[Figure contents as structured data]
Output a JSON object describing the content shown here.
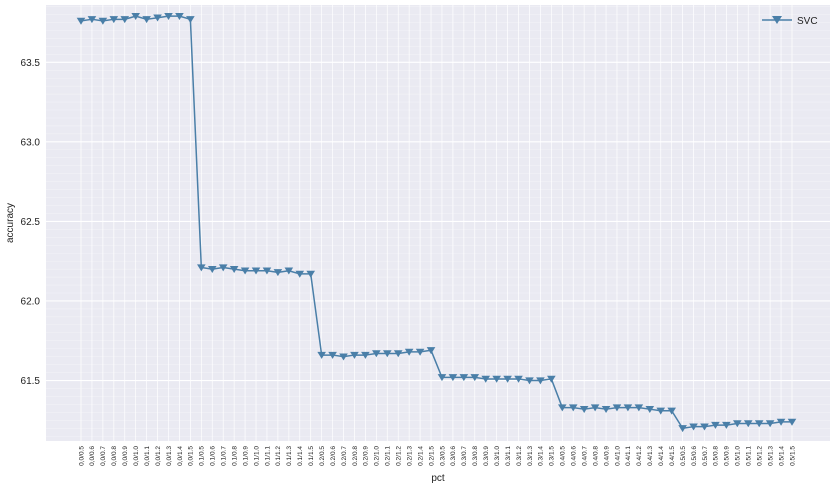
{
  "chart_data": {
    "type": "line",
    "xlabel": "pct",
    "ylabel": "accuracy",
    "ylim": [
      61.12,
      63.86
    ],
    "yticks": [
      61.5,
      62.0,
      62.5,
      63.0,
      63.5
    ],
    "ytick_labels": [
      "61.5",
      "62.0",
      "62.5",
      "63.0",
      "63.5"
    ],
    "grid": true,
    "legend_position": "top-right",
    "categories": [
      "0,0/0.5",
      "0,0/0.6",
      "0,0/0.7",
      "0,0/0.8",
      "0,0/0.9",
      "0,0/1.0",
      "0,0/1.1",
      "0,0/1.2",
      "0,0/1.3",
      "0,0/1.4",
      "0,0/1.5",
      "0.1/0.5",
      "0.1/0.6",
      "0.1/0.7",
      "0.1/0.8",
      "0.1/0.9",
      "0.1/1.0",
      "0.1/1.1",
      "0.1/1.2",
      "0.1/1.3",
      "0.1/1.4",
      "0.1/1.5",
      "0.2/0.5",
      "0.2/0.6",
      "0.2/0.7",
      "0.2/0.8",
      "0.2/0.9",
      "0.2/1.0",
      "0.2/1.1",
      "0.2/1.2",
      "0.2/1.3",
      "0.2/1.4",
      "0.2/1.5",
      "0.3/0.5",
      "0.3/0.6",
      "0.3/0.7",
      "0.3/0.8",
      "0.3/0.9",
      "0.3/1.0",
      "0.3/1.1",
      "0.3/1.2",
      "0.3/1.3",
      "0.3/1.4",
      "0.3/1.5",
      "0.4/0.5",
      "0.4/0.6",
      "0.4/0.7",
      "0.4/0.8",
      "0.4/0.9",
      "0.4/1.0",
      "0.4/1.1",
      "0.4/1.2",
      "0.4/1.3",
      "0.4/1.4",
      "0.4/1.5",
      "0.5/0.5",
      "0.5/0.6",
      "0.5/0.7",
      "0.5/0.8",
      "0.5/0.9",
      "0.5/1.0",
      "0.5/1.1",
      "0.5/1.2",
      "0.5/1.3",
      "0.5/1.4",
      "0.5/1.5"
    ],
    "series": [
      {
        "name": "SVC",
        "color": "#4a7fa8",
        "marker": "triangle-down",
        "values": [
          63.76,
          63.77,
          63.76,
          63.77,
          63.77,
          63.79,
          63.77,
          63.78,
          63.79,
          63.79,
          63.77,
          62.21,
          62.2,
          62.21,
          62.2,
          62.19,
          62.19,
          62.19,
          62.18,
          62.19,
          62.17,
          62.17,
          61.66,
          61.66,
          61.65,
          61.66,
          61.66,
          61.67,
          61.67,
          61.67,
          61.68,
          61.68,
          61.69,
          61.52,
          61.52,
          61.52,
          61.52,
          61.51,
          61.51,
          61.51,
          61.51,
          61.5,
          61.5,
          61.51,
          61.33,
          61.33,
          61.32,
          61.33,
          61.32,
          61.33,
          61.33,
          61.33,
          61.32,
          61.31,
          61.31,
          61.2,
          61.21,
          61.21,
          61.22,
          61.22,
          61.23,
          61.23,
          61.23,
          61.23,
          61.24,
          61.24
        ]
      }
    ]
  }
}
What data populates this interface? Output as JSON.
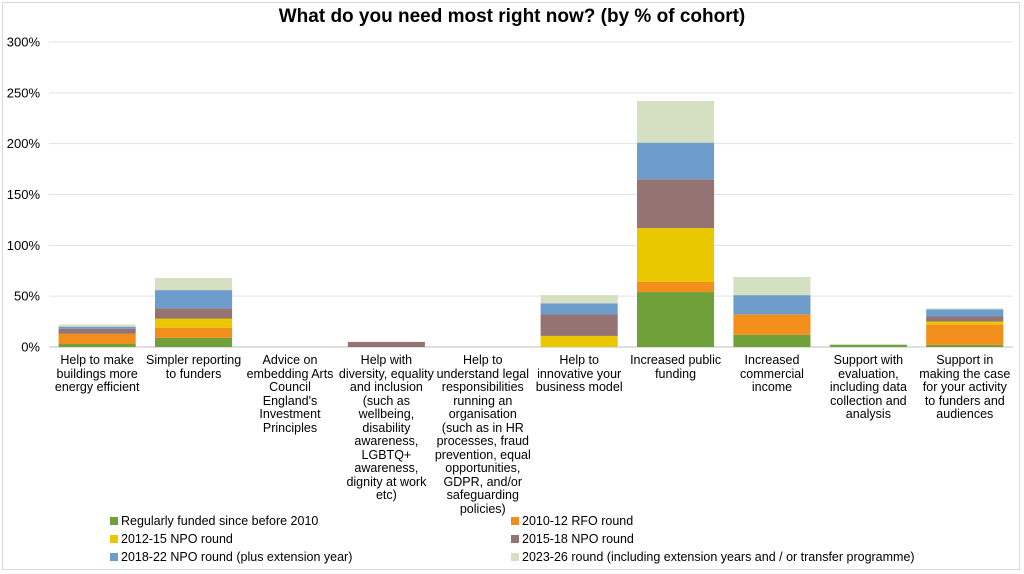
{
  "chart_data": {
    "type": "bar",
    "stacked": true,
    "title": "What do you need most right now? (by % of cohort)",
    "xlabel": "",
    "ylabel": "",
    "ylim": [
      0,
      300
    ],
    "ytick_labels": [
      "0%",
      "50%",
      "100%",
      "150%",
      "200%",
      "250%",
      "300%"
    ],
    "grid": true,
    "legend_position": "bottom",
    "categories": [
      "Help to make buildings more energy efficient",
      "Simpler reporting to funders",
      "Advice on embedding Arts Council England's Investment Principles",
      "Help with diversity, equality and inclusion (such as wellbeing, disability awareness, LGBTQ+ awareness, dignity at work etc)",
      "Help to understand legal responsibilities running an organisation (such as in HR processes, fraud prevention, equal opportunities, GDPR, and/or safeguarding policies)",
      "Help to innovative your business model",
      "Increased public funding",
      "Increased commercial income",
      "Support with evaluation, including data collection and analysis",
      "Support in making the case for your activity to funders and audiences"
    ],
    "category_display": [
      "Help to make\nbuildings more\nenergy efficient",
      "Simpler reporting\nto funders",
      "Advice on\nembedding Arts\nCouncil\nEngland's\nInvestment\nPrinciples",
      "Help with\ndiversity, equality\nand inclusion\n(such as\nwellbeing,\ndisability\nawareness,\nLGBTQ+\nawareness,\ndignity at work\netc)",
      "Help to\nunderstand legal\nresponsibilities\nrunning an\norganisation\n(such as in HR\nprocesses, fraud\nprevention, equal\nopportunities,\nGDPR, and/or\nsafeguarding\npolicies)",
      "Help to\ninnovative your\nbusiness model",
      "Increased public\nfunding",
      "Increased\ncommercial\nincome",
      "Support with\nevaluation,\nincluding data\ncollection and\nanalysis",
      "Support in\nmaking the case\nfor your activity\nto funders and\naudiences"
    ],
    "series": [
      {
        "name": "Regularly funded since before 2010",
        "color": "#70a03a",
        "values": [
          3,
          9,
          0,
          0,
          0,
          0,
          54,
          12,
          2,
          2
        ]
      },
      {
        "name": "2010-12 RFO round",
        "color": "#f28e1c",
        "values": [
          10,
          10,
          0,
          0,
          0,
          0,
          10,
          20,
          0,
          20
        ]
      },
      {
        "name": "2012-15 NPO round",
        "color": "#e9c800",
        "values": [
          0,
          9,
          0,
          0,
          0,
          11,
          53,
          0,
          0,
          3
        ]
      },
      {
        "name": "2015-18 NPO round",
        "color": "#957373",
        "values": [
          5,
          10,
          0,
          5,
          0,
          21,
          48,
          0,
          0,
          5
        ]
      },
      {
        "name": "2018-22 NPO round (plus extension year)",
        "color": "#6f9dcb",
        "values": [
          2,
          18,
          0,
          0,
          0,
          11,
          36,
          19,
          0,
          7
        ]
      },
      {
        "name": "2023-26 round (including extension years and / or transfer programme)",
        "color": "#d5dfc2",
        "values": [
          2,
          12,
          0,
          0,
          0,
          8,
          41,
          18,
          1,
          1
        ]
      }
    ]
  }
}
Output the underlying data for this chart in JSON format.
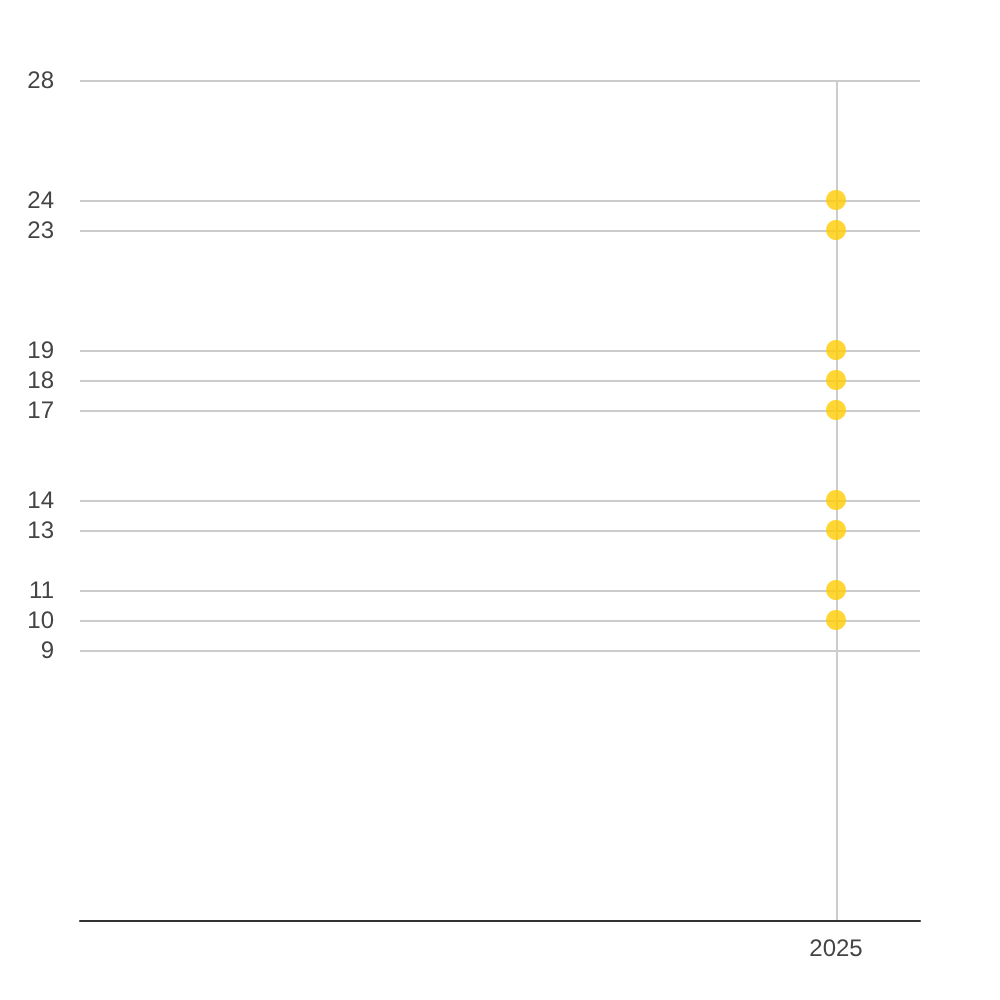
{
  "chart_data": {
    "type": "scatter",
    "categories": [
      null,
      null,
      null,
      null,
      null,
      null,
      null,
      null,
      null,
      "2025",
      null
    ],
    "series": [
      {
        "color": "#ffcc00",
        "values": [
          null,
          null,
          null,
          null,
          null,
          null,
          null,
          null,
          null,
          24,
          null
        ]
      },
      {
        "color": "#ffcc00",
        "values": [
          null,
          null,
          null,
          null,
          null,
          null,
          null,
          null,
          null,
          23,
          null
        ]
      },
      {
        "color": "#ffcc00",
        "values": [
          null,
          null,
          null,
          null,
          null,
          null,
          null,
          null,
          null,
          19,
          null
        ]
      },
      {
        "color": "#ffcc00",
        "values": [
          null,
          null,
          null,
          null,
          null,
          null,
          null,
          null,
          null,
          18,
          null
        ]
      },
      {
        "color": "#ffcc00",
        "values": [
          null,
          null,
          null,
          null,
          null,
          null,
          null,
          null,
          null,
          17,
          null
        ]
      },
      {
        "color": "#ffcc00",
        "values": [
          null,
          null,
          null,
          null,
          null,
          null,
          null,
          null,
          null,
          14,
          null
        ]
      },
      {
        "color": "#ffcc00",
        "values": [
          null,
          null,
          null,
          null,
          null,
          null,
          null,
          null,
          null,
          13,
          null
        ]
      },
      {
        "color": "#ffcc00",
        "values": [
          null,
          null,
          null,
          null,
          null,
          null,
          null,
          null,
          null,
          11,
          null
        ]
      },
      {
        "color": "#ffcc00",
        "values": [
          null,
          null,
          null,
          null,
          null,
          null,
          null,
          null,
          null,
          10,
          null
        ]
      }
    ],
    "marker": "circle",
    "ylim": [
      0,
      28
    ],
    "yticks": [
      9,
      10,
      11,
      13,
      14,
      17,
      18,
      19,
      23,
      24,
      28
    ],
    "grid": true
  }
}
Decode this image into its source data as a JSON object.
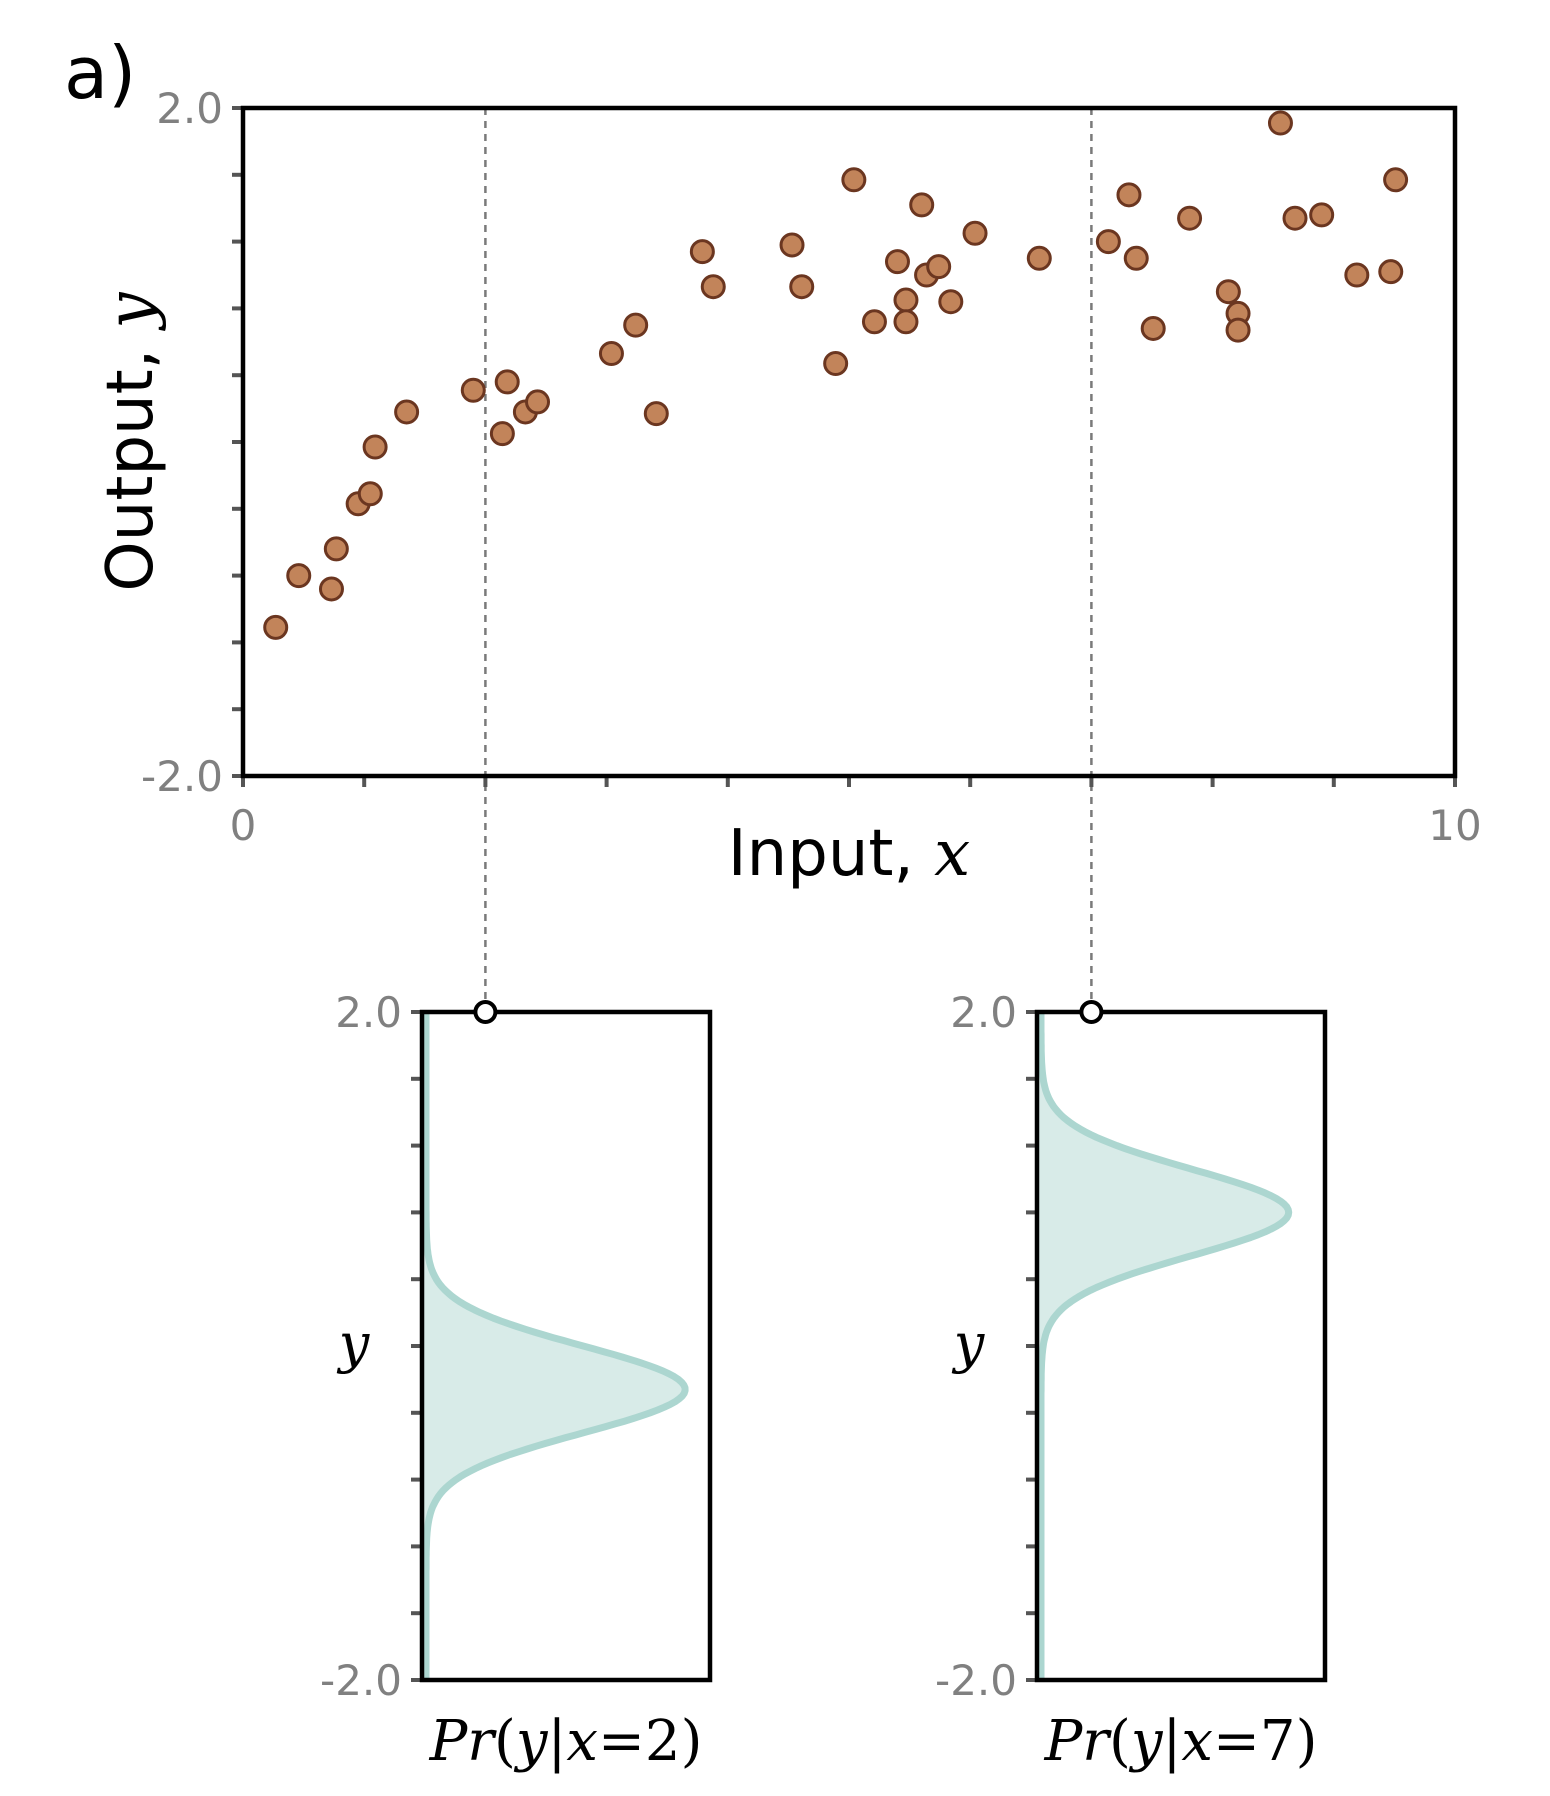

THE REQUEST: Return each full line of the entries that contains the word "fraud".

SOLUTION TO THIS PROBLEM:
      "Help to understand legal responsibilities running an organisation (such as in HR processes, fraud prevention, equal opportunities, GDPR, and/or safeguarding policies)",
      "Help to\nunderstand legal\nresponsibilities\nrunning an\norganisation\n(such as in HR\nprocesses, fraud\nprevention, equal\nopportunities,\nGDPR, and/or\nsafeguarding\npolicies)",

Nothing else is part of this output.